Repeat the material exactly, every line of it.
**** Source records
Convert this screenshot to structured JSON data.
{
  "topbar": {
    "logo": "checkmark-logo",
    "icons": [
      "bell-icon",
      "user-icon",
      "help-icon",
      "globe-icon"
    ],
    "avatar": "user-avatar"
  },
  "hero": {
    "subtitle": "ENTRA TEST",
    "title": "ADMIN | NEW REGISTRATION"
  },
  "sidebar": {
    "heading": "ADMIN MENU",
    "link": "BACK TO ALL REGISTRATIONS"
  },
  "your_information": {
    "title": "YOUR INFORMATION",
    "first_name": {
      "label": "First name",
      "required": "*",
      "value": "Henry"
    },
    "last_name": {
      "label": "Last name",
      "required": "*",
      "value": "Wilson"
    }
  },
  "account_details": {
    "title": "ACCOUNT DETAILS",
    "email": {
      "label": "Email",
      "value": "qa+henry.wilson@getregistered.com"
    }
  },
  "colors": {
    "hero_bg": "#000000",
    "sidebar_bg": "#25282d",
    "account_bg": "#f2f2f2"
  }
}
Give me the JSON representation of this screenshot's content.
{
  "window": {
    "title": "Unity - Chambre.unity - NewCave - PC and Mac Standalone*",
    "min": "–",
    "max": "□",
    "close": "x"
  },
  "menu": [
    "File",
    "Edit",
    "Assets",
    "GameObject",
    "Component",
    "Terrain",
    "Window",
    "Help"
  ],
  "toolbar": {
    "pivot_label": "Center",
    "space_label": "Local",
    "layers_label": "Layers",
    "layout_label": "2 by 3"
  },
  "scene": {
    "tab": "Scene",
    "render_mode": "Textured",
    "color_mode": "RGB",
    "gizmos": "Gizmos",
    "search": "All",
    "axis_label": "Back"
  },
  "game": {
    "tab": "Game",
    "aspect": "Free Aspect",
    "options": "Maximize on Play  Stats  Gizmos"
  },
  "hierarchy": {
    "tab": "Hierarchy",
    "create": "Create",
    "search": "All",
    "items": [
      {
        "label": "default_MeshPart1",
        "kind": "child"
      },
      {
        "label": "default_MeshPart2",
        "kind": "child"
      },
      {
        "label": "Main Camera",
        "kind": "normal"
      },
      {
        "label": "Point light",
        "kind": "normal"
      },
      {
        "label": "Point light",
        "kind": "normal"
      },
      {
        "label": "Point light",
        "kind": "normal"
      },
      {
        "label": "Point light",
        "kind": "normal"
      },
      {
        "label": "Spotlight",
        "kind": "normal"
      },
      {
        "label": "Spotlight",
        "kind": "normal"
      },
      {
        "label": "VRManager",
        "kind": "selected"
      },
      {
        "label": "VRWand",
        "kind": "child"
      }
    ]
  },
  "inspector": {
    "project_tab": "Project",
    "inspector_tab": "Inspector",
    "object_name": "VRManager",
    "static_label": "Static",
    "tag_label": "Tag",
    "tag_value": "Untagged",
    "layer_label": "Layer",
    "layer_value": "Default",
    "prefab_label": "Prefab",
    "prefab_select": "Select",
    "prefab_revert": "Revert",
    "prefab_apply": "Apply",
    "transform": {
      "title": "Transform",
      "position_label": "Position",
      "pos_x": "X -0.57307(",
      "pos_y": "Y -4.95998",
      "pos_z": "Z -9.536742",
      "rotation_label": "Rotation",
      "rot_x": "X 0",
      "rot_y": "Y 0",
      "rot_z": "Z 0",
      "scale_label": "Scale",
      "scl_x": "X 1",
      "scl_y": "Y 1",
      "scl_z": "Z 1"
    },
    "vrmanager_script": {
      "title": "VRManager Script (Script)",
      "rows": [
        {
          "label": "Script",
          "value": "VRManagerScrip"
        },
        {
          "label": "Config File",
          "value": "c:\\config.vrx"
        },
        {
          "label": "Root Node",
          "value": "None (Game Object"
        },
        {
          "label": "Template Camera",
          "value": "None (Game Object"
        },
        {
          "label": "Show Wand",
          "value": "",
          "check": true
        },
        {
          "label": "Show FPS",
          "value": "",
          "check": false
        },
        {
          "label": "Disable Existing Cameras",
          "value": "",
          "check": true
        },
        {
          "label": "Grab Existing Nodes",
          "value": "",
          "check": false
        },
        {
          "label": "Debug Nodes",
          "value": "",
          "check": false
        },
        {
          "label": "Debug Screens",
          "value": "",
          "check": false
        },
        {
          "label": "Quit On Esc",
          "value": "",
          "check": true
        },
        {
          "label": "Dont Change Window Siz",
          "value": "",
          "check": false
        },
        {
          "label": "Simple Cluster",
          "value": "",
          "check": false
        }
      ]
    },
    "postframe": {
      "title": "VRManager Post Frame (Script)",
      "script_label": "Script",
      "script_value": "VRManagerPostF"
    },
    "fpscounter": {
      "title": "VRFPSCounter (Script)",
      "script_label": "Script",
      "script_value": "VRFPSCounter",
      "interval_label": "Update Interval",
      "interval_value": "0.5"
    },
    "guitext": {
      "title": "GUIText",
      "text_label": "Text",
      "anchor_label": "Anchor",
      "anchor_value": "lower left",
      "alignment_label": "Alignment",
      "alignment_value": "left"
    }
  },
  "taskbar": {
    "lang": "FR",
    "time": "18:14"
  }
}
********
### Solution
Convert this screenshot to structured JSON data.
{
  "topbar": {
    "logo": "checkmark-logo",
    "icons": [
      "bell-icon",
      "user-icon",
      "help-icon",
      "globe-icon"
    ],
    "avatar": "user-avatar"
  },
  "hero": {
    "subtitle": "ENTRA TEST",
    "title": "ADMIN | NEW REGISTRATION"
  },
  "sidebar": {
    "heading": "ADMIN MENU",
    "link": "BACK TO ALL REGISTRATIONS"
  },
  "your_information": {
    "title": "YOUR INFORMATION",
    "first_name": {
      "label": "First name",
      "required": "*",
      "value": "Henry"
    },
    "last_name": {
      "label": "Last name",
      "required": "*",
      "value": "Wilson"
    }
  },
  "account_details": {
    "title": "ACCOUNT DETAILS",
    "email": {
      "label": "Email",
      "value": "qa+henry.wilson@getregistered.com"
    }
  },
  "colors": {
    "hero_bg": "#000000",
    "sidebar_bg": "#25282d",
    "account_bg": "#f2f2f2"
  }
}
Give me the JSON representation of this screenshot's content.
{
  "window": {
    "title": "Unity - Chambre.unity - NewCave - PC and Mac Standalone*",
    "min": "–",
    "max": "□",
    "close": "x"
  },
  "menu": [
    "File",
    "Edit",
    "Assets",
    "GameObject",
    "Component",
    "Terrain",
    "Window",
    "Help"
  ],
  "toolbar": {
    "pivot_label": "Center",
    "space_label": "Local",
    "layers_label": "Layers",
    "layout_label": "2 by 3"
  },
  "scene": {
    "tab": "Scene",
    "render_mode": "Textured",
    "color_mode": "RGB",
    "gizmos": "Gizmos",
    "search": "All",
    "axis_label": "Back"
  },
  "game": {
    "tab": "Game",
    "aspect": "Free Aspect",
    "options": "Maximize on Play  Stats  Gizmos"
  },
  "hierarchy": {
    "tab": "Hierarchy",
    "create": "Create",
    "search": "All",
    "items": [
      {
        "label": "default_MeshPart1",
        "kind": "child"
      },
      {
        "label": "default_MeshPart2",
        "kind": "child"
      },
      {
        "label": "Main Camera",
        "kind": "normal"
      },
      {
        "label": "Point light",
        "kind": "normal"
      },
      {
        "label": "Point light",
        "kind": "normal"
      },
      {
        "label": "Point light",
        "kind": "normal"
      },
      {
        "label": "Point light",
        "kind": "normal"
      },
      {
        "label": "Spotlight",
        "kind": "normal"
      },
      {
        "label": "Spotlight",
        "kind": "normal"
      },
      {
        "label": "VRManager",
        "kind": "selected"
      },
      {
        "label": "VRWand",
        "kind": "child"
      }
    ]
  },
  "inspector": {
    "project_tab": "Project",
    "inspector_tab": "Inspector",
    "object_name": "VRManager",
    "static_label": "Static",
    "tag_label": "Tag",
    "tag_value": "Untagged",
    "layer_label": "Layer",
    "layer_value": "Default",
    "prefab_label": "Prefab",
    "prefab_select": "Select",
    "prefab_revert": "Revert",
    "prefab_apply": "Apply",
    "transform": {
      "title": "Transform",
      "position_label": "Position",
      "pos_x": "X -0.57307(",
      "pos_y": "Y -4.95998",
      "pos_z": "Z -9.536742",
      "rotation_label": "Rotation",
      "rot_x": "X 0",
      "rot_y": "Y 0",
      "rot_z": "Z 0",
      "scale_label": "Scale",
      "scl_x": "X 1",
      "scl_y": "Y 1",
      "scl_z": "Z 1"
    },
    "vrmanager_script": {
      "title": "VRManager Script (Script)",
      "rows": [
        {
          "label": "Script",
          "value": "VRManagerScrip"
        },
        {
          "label": "Config File",
          "value": "c:\\config.vrx"
        },
        {
          "label": "Root Node",
          "value": "None (Game Object"
        },
        {
          "label": "Template Camera",
          "value": "None (Game Object"
        },
        {
          "label": "Show Wand",
          "value": "",
          "check": true
        },
        {
          "label": "Show FPS",
          "value": "",
          "check": false
        },
        {
          "label": "Disable Existing Cameras",
          "value": "",
          "check": true
        },
        {
          "label": "Grab Existing Nodes",
          "value": "",
          "check": false
        },
        {
          "label": "Debug Nodes",
          "value": "",
          "check": false
        },
        {
          "label": "Debug Screens",
          "value": "",
          "check": false
        },
        {
          "label": "Quit On Esc",
          "value": "",
          "check": true
        },
        {
          "label": "Dont Change Window Siz",
          "value": "",
          "check": false
        },
        {
          "label": "Simple Cluster",
          "value": "",
          "check": false
        }
      ]
    },
    "postframe": {
      "title": "VRManager Post Frame (Script)",
      "script_label": "Script",
      "script_value": "VRManagerPostF"
    },
    "fpscounter": {
      "title": "VRFPSCounter (Script)",
      "script_label": "Script",
      "script_value": "VRFPSCounter",
      "interval_label": "Update Interval",
      "interval_value": "0.5"
    },
    "guitext": {
      "title": "GUIText",
      "text_label": "Text",
      "anchor_label": "Anchor",
      "anchor_value": "lower left",
      "alignment_label": "Alignment",
      "alignment_value": "left"
    }
  },
  "taskbar": {
    "lang": "FR",
    "time": "18:14"
  }
}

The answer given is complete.